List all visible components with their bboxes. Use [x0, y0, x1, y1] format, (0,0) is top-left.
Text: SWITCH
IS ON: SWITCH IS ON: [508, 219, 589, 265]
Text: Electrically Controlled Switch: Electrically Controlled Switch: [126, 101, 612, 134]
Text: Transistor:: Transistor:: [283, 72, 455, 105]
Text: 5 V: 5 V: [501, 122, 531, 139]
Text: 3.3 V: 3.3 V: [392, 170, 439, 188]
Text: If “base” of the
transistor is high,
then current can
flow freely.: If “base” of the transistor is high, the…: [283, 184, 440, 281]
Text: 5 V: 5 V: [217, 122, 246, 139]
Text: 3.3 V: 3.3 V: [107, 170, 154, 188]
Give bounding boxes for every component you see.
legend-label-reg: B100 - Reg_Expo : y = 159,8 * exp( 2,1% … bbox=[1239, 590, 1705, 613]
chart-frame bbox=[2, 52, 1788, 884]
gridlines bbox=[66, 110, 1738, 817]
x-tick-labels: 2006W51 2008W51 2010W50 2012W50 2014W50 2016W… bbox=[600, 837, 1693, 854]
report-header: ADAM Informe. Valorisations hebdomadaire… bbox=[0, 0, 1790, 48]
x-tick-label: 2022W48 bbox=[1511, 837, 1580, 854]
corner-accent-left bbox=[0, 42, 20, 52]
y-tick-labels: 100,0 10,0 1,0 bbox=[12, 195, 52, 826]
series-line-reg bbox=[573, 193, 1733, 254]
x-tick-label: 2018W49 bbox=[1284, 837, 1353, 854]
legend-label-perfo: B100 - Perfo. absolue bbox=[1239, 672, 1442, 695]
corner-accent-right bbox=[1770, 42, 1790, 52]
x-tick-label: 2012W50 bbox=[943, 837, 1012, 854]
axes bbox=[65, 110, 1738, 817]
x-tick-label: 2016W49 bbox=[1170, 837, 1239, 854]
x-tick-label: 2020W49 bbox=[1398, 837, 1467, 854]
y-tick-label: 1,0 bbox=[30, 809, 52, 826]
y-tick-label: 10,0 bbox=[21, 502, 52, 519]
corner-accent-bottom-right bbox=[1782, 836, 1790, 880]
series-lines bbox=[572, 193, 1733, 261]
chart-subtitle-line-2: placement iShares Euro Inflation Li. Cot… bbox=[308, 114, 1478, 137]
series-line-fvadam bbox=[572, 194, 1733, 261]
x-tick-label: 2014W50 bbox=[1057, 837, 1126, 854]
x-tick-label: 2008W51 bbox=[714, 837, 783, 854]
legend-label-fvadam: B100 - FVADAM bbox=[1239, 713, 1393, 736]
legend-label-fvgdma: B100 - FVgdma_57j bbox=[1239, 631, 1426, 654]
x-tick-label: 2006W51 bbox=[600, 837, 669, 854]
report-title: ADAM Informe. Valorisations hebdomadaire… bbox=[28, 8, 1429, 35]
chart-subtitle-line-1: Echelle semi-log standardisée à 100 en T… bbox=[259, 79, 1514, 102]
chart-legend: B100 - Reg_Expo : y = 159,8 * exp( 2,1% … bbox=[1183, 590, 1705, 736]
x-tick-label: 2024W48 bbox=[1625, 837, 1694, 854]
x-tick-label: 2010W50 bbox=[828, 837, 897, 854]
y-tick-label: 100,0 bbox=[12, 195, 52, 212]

============================================================

**Task directions:**
Reproduce each item above word for word, keeping every line and character unchanged.

**Task solution:**
List all visible components with their bboxes. Use [x0, y0, x1, y1] format, (0,0) is top-left.
Text: SWITCH
IS ON: SWITCH IS ON: [508, 219, 589, 265]
Text: Electrically Controlled Switch: Electrically Controlled Switch: [126, 101, 612, 134]
Text: Transistor:: Transistor:: [283, 72, 455, 105]
Text: 5 V: 5 V: [501, 122, 531, 139]
Text: 3.3 V: 3.3 V: [392, 170, 439, 188]
Text: If “base” of the
transistor is high,
then current can
flow freely.: If “base” of the transistor is high, the…: [283, 184, 440, 281]
Text: 5 V: 5 V: [217, 122, 246, 139]
Text: 3.3 V: 3.3 V: [107, 170, 154, 188]
Give bounding boxes for every component you see.
legend-label-reg: B100 - Reg_Expo : y = 159,8 * exp( 2,1% … bbox=[1239, 590, 1705, 613]
chart-frame bbox=[2, 52, 1788, 884]
gridlines bbox=[66, 110, 1738, 817]
x-tick-labels: 2006W51 2008W51 2010W50 2012W50 2014W50 2016W… bbox=[600, 837, 1693, 854]
report-header: ADAM Informe. Valorisations hebdomadaire… bbox=[0, 0, 1790, 48]
x-tick-label: 2022W48 bbox=[1511, 837, 1580, 854]
corner-accent-left bbox=[0, 42, 20, 52]
y-tick-labels: 100,0 10,0 1,0 bbox=[12, 195, 52, 826]
series-line-reg bbox=[573, 193, 1733, 254]
x-tick-label: 2018W49 bbox=[1284, 837, 1353, 854]
legend-label-perfo: B100 - Perfo. absolue bbox=[1239, 672, 1442, 695]
corner-accent-right bbox=[1770, 42, 1790, 52]
x-tick-label: 2012W50 bbox=[943, 837, 1012, 854]
axes bbox=[65, 110, 1738, 817]
x-tick-label: 2016W49 bbox=[1170, 837, 1239, 854]
x-tick-label: 2020W49 bbox=[1398, 837, 1467, 854]
y-tick-label: 1,0 bbox=[30, 809, 52, 826]
y-tick-label: 10,0 bbox=[21, 502, 52, 519]
corner-accent-bottom-right bbox=[1782, 836, 1790, 880]
series-lines bbox=[572, 193, 1733, 261]
chart-subtitle-line-2: placement iShares Euro Inflation Li. Cot… bbox=[308, 114, 1478, 137]
series-line-fvadam bbox=[572, 194, 1733, 261]
x-tick-label: 2014W50 bbox=[1057, 837, 1126, 854]
x-tick-label: 2008W51 bbox=[714, 837, 783, 854]
legend-label-fvadam: B100 - FVADAM bbox=[1239, 713, 1393, 736]
legend-label-fvgdma: B100 - FVgdma_57j bbox=[1239, 631, 1426, 654]
x-tick-label: 2006W51 bbox=[600, 837, 669, 854]
report-title: ADAM Informe. Valorisations hebdomadaire… bbox=[28, 8, 1429, 35]
chart-subtitle-line-1: Echelle semi-log standardisée à 100 en T… bbox=[259, 79, 1514, 102]
chart-legend: B100 - Reg_Expo : y = 159,8 * exp( 2,1% … bbox=[1183, 590, 1705, 736]
x-tick-label: 2024W48 bbox=[1625, 837, 1694, 854]
x-tick-label: 2010W50 bbox=[828, 837, 897, 854]
y-tick-label: 100,0 bbox=[12, 195, 52, 212]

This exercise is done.